◆ DESCRIPTION OF THE TASK: Type out the records that follow, exactly as given.

◆ SUPPLIED RECORDS:
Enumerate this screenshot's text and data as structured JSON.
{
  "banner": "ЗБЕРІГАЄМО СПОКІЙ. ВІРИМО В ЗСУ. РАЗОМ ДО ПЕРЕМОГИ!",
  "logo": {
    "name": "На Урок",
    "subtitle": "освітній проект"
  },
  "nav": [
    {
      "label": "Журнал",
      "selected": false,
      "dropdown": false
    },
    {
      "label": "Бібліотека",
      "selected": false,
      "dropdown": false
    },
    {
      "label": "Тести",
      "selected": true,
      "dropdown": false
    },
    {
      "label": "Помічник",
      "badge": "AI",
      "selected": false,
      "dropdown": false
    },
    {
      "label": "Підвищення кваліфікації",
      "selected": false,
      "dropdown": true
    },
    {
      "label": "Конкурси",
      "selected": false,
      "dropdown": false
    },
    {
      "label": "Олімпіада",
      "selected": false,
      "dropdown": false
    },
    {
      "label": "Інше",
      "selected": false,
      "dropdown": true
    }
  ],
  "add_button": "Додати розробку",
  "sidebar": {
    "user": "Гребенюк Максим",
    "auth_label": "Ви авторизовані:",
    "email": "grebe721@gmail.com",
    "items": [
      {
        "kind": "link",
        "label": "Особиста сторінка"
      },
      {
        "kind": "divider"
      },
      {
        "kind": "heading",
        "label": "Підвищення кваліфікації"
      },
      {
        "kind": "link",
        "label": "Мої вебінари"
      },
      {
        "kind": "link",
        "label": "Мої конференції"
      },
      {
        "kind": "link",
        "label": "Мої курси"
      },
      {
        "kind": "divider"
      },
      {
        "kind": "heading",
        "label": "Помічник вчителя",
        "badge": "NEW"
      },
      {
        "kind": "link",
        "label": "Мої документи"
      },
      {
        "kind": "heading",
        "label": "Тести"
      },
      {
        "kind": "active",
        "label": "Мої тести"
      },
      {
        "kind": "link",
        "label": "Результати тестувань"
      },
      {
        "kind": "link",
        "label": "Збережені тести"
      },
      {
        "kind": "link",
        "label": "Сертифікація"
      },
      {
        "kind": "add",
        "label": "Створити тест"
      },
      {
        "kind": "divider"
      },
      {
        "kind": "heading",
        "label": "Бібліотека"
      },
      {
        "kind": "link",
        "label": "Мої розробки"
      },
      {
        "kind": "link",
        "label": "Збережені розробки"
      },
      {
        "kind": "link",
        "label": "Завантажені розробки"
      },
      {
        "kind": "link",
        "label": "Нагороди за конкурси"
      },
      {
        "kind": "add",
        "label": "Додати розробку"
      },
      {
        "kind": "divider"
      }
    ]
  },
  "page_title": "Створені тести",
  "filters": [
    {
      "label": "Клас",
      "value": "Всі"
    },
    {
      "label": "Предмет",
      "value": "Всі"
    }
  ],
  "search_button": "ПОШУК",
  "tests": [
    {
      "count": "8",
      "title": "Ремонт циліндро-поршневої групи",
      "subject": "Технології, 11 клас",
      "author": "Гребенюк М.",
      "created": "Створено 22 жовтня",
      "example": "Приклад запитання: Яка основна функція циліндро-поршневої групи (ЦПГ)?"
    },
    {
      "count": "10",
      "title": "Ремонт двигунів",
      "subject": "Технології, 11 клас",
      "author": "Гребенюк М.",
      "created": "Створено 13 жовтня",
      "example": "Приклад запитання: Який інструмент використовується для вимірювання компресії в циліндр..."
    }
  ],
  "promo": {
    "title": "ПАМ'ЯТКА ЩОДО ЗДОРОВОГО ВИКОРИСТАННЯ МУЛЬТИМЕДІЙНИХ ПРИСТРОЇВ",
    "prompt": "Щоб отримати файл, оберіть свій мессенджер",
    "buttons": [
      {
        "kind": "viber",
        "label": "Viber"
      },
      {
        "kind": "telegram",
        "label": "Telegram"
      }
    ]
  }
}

◆ EXERCISE SOLUTION:
Enumerate this screenshot's text and data as structured JSON.
{
  "banner": "ЗБЕРІГАЄМО СПОКІЙ. ВІРИМО В ЗСУ. РАЗОМ ДО ПЕРЕМОГИ!",
  "logo": {
    "name": "На Урок",
    "subtitle": "освітній проект"
  },
  "nav": [
    {
      "label": "Журнал",
      "selected": false,
      "dropdown": false
    },
    {
      "label": "Бібліотека",
      "selected": false,
      "dropdown": false
    },
    {
      "label": "Тести",
      "selected": true,
      "dropdown": false
    },
    {
      "label": "Помічник",
      "badge": "AI",
      "selected": false,
      "dropdown": false
    },
    {
      "label": "Підвищення кваліфікації",
      "selected": false,
      "dropdown": true
    },
    {
      "label": "Конкурси",
      "selected": false,
      "dropdown": false
    },
    {
      "label": "Олімпіада",
      "selected": false,
      "dropdown": false
    },
    {
      "label": "Інше",
      "selected": false,
      "dropdown": true
    }
  ],
  "add_button": "Додати розробку",
  "sidebar": {
    "user": "Гребенюк Максим",
    "auth_label": "Ви авторизовані:",
    "email": "grebe721@gmail.com",
    "items": [
      {
        "kind": "link",
        "label": "Особиста сторінка"
      },
      {
        "kind": "divider"
      },
      {
        "kind": "heading",
        "label": "Підвищення кваліфікації"
      },
      {
        "kind": "link",
        "label": "Мої вебінари"
      },
      {
        "kind": "link",
        "label": "Мої конференції"
      },
      {
        "kind": "link",
        "label": "Мої курси"
      },
      {
        "kind": "divider"
      },
      {
        "kind": "heading",
        "label": "Помічник вчителя",
        "badge": "NEW"
      },
      {
        "kind": "link",
        "label": "Мої документи"
      },
      {
        "kind": "heading",
        "label": "Тести"
      },
      {
        "kind": "active",
        "label": "Мої тести"
      },
      {
        "kind": "link",
        "label": "Результати тестувань"
      },
      {
        "kind": "link",
        "label": "Збережені тести"
      },
      {
        "kind": "link",
        "label": "Сертифікація"
      },
      {
        "kind": "add",
        "label": "Створити тест"
      },
      {
        "kind": "divider"
      },
      {
        "kind": "heading",
        "label": "Бібліотека"
      },
      {
        "kind": "link",
        "label": "Мої розробки"
      },
      {
        "kind": "link",
        "label": "Збережені розробки"
      },
      {
        "kind": "link",
        "label": "Завантажені розробки"
      },
      {
        "kind": "link",
        "label": "Нагороди за конкурси"
      },
      {
        "kind": "add",
        "label": "Додати розробку"
      },
      {
        "kind": "divider"
      }
    ]
  },
  "page_title": "Створені тести",
  "filters": [
    {
      "label": "Клас",
      "value": "Всі"
    },
    {
      "label": "Предмет",
      "value": "Всі"
    }
  ],
  "search_button": "ПОШУК",
  "tests": [
    {
      "count": "8",
      "title": "Ремонт циліндро-поршневої групи",
      "subject": "Технології, 11 клас",
      "author": "Гребенюк М.",
      "created": "Створено 22 жовтня",
      "example": "Приклад запитання: Яка основна функція циліндро-поршневої групи (ЦПГ)?"
    },
    {
      "count": "10",
      "title": "Ремонт двигунів",
      "subject": "Технології, 11 клас",
      "author": "Гребенюк М.",
      "created": "Створено 13 жовтня",
      "example": "Приклад запитання: Який інструмент використовується для вимірювання компресії в циліндр..."
    }
  ],
  "promo": {
    "title": "ПАМ'ЯТКА ЩОДО ЗДОРОВОГО ВИКОРИСТАННЯ МУЛЬТИМЕДІЙНИХ ПРИСТРОЇВ",
    "prompt": "Щоб отримати файл, оберіть свій мессенджер",
    "buttons": [
      {
        "kind": "viber",
        "label": "Viber"
      },
      {
        "kind": "telegram",
        "label": "Telegram"
      }
    ]
  }
}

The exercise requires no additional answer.